• PROBLEM TO SOLVE: Drop the pictures, then extract the listing word for word.

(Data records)
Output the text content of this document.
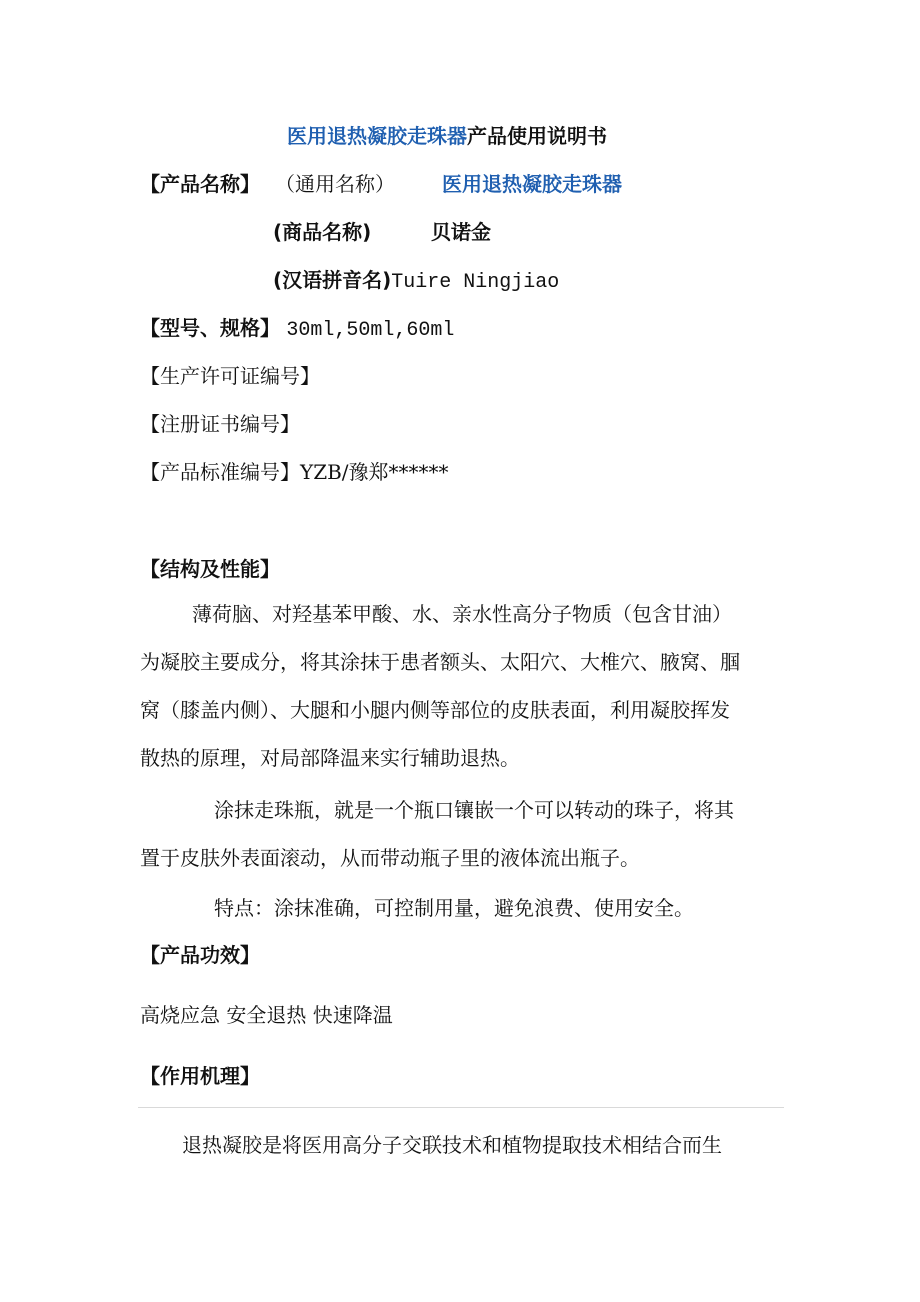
医用退热凝胶走珠器产品使用说明书
【产品名称】 （通用名称） 医用退热凝胶走珠器
(商品名称)	贝诺金
(汉语拼音名)Tuire Ningjiao
【型号、规格】 30ml,50ml,60ml
【生产许可证编号】
【注册证书编号】
【产品标准编号】YZB/豫郑******
【结构及性能】
薄荷脑、对羟基苯甲酸、水、亲水性高分子物质（包含甘油）
为凝胶主要成分，将其涂抹于患者额头、太阳穴、大椎穴、腋窝、腘
窝（膝盖内侧）、大腿和小腿内侧等部位的皮肤表面，利用凝胶挥发
散热的原理，对局部降温来实行辅助退热。
涂抹走珠瓶，就是一个瓶口镶嵌一个可以转动的珠子，将其
置于皮肤外表面滚动，从而带动瓶子里的液体流出瓶子。
特点：涂抹准确，可控制用量，避免浪费、使用安全。
【产品功效】
高烧应急 安全退热 快速降温
【作用机理】
退热凝胶是将医用高分子交联技术和植物提取技术相结合而生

• RESULT OF THE EXERCISE:
Output the text content of this document.
医用退热凝胶走珠器产品使用说明书
【产品名称】 （通用名称） 医用退热凝胶走珠器
(商品名称)	贝诺金
(汉语拼音名)Tuire Ningjiao
【型号、规格】 30ml,50ml,60ml
【生产许可证编号】
【注册证书编号】
【产品标准编号】YZB/豫郑******
【结构及性能】
薄荷脑、对羟基苯甲酸、水、亲水性高分子物质（包含甘油）
为凝胶主要成分，将其涂抹于患者额头、太阳穴、大椎穴、腋窝、腘
窝（膝盖内侧）、大腿和小腿内侧等部位的皮肤表面，利用凝胶挥发
散热的原理，对局部降温来实行辅助退热。
涂抹走珠瓶，就是一个瓶口镶嵌一个可以转动的珠子，将其
置于皮肤外表面滚动，从而带动瓶子里的液体流出瓶子。
特点：涂抹准确，可控制用量，避免浪费、使用安全。
【产品功效】
高烧应急 安全退热 快速降温
【作用机理】
退热凝胶是将医用高分子交联技术和植物提取技术相结合而生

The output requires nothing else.